Report every line below that holds the word "title".

[start of RECORD EXTRACTS]

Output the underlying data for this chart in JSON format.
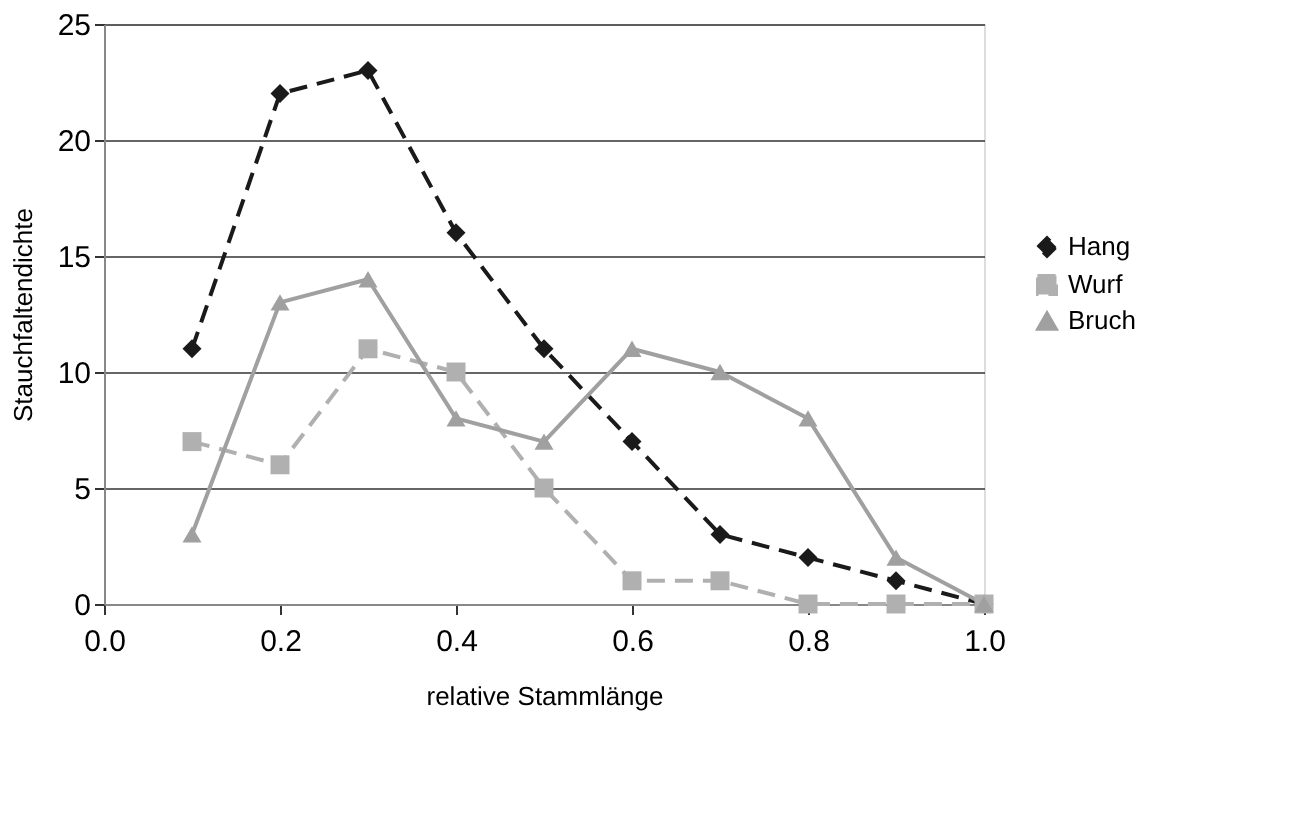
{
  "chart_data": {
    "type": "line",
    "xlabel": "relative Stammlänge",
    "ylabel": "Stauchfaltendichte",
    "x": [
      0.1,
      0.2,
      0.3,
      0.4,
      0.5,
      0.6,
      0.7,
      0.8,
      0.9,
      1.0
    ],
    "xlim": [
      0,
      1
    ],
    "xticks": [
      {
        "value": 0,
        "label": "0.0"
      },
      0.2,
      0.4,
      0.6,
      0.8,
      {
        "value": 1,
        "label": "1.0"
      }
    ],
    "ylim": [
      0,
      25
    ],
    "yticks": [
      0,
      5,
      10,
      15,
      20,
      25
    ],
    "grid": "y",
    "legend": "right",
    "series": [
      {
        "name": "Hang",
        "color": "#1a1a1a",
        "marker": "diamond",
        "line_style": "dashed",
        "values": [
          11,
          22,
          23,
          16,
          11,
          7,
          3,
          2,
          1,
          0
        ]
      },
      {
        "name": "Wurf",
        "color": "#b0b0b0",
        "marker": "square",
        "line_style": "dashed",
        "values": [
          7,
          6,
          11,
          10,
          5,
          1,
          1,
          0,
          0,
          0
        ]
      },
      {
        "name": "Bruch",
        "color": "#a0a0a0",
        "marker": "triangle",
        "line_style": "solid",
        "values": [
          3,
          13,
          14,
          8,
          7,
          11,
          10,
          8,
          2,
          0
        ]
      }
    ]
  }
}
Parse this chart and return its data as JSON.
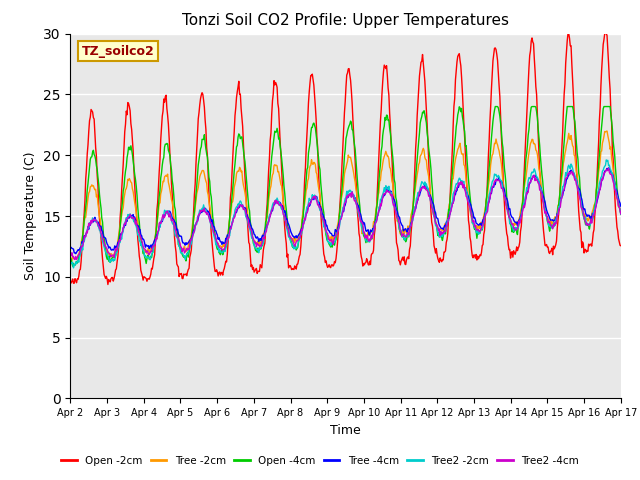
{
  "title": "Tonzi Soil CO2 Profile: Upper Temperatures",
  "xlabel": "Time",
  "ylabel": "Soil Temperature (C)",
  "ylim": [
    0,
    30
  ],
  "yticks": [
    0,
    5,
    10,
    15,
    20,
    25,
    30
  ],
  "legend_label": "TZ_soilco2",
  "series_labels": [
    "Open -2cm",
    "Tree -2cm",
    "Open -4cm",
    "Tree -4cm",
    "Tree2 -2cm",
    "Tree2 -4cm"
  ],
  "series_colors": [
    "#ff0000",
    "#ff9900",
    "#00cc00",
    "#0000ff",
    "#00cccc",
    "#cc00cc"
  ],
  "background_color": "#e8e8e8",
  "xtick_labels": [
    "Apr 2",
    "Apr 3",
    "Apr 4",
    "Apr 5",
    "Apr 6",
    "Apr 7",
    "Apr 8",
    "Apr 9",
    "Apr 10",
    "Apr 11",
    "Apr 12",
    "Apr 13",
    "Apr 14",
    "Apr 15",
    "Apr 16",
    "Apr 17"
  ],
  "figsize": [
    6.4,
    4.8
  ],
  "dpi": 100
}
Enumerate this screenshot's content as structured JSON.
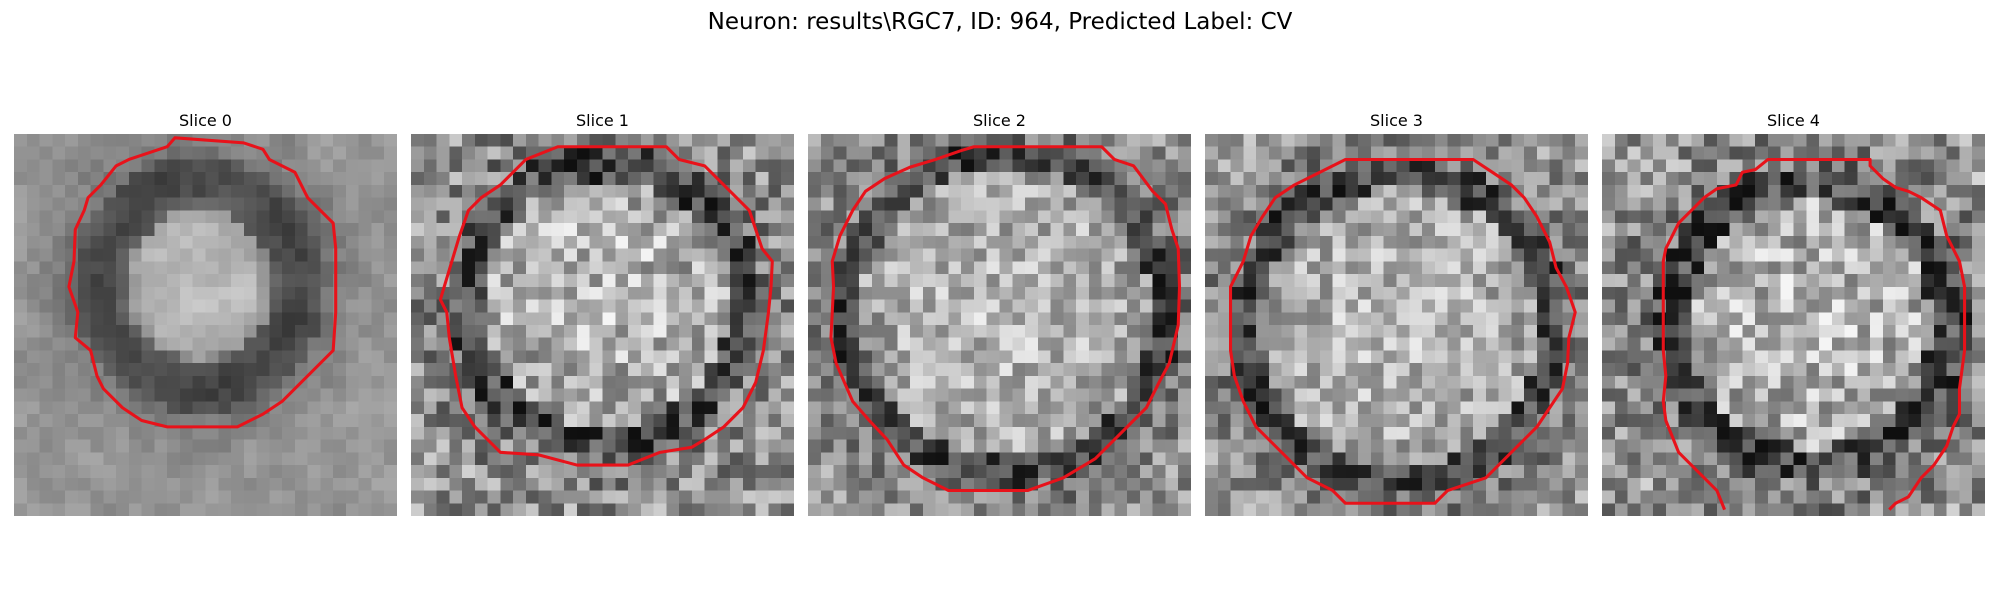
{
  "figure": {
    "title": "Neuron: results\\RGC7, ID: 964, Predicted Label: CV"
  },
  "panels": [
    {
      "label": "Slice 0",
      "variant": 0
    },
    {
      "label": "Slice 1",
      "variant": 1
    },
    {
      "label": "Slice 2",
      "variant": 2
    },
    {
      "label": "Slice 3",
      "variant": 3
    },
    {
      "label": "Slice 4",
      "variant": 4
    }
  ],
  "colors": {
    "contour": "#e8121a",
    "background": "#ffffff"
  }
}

[end of RECORD EXTRACTS]

→ WORKED SOLUTION
  "title": "Tonzi Soil CO2 Profile: Upper Temperatures",
    "title": "Neuron: results\\RGC7, ID: 964, Predicted Label: CV"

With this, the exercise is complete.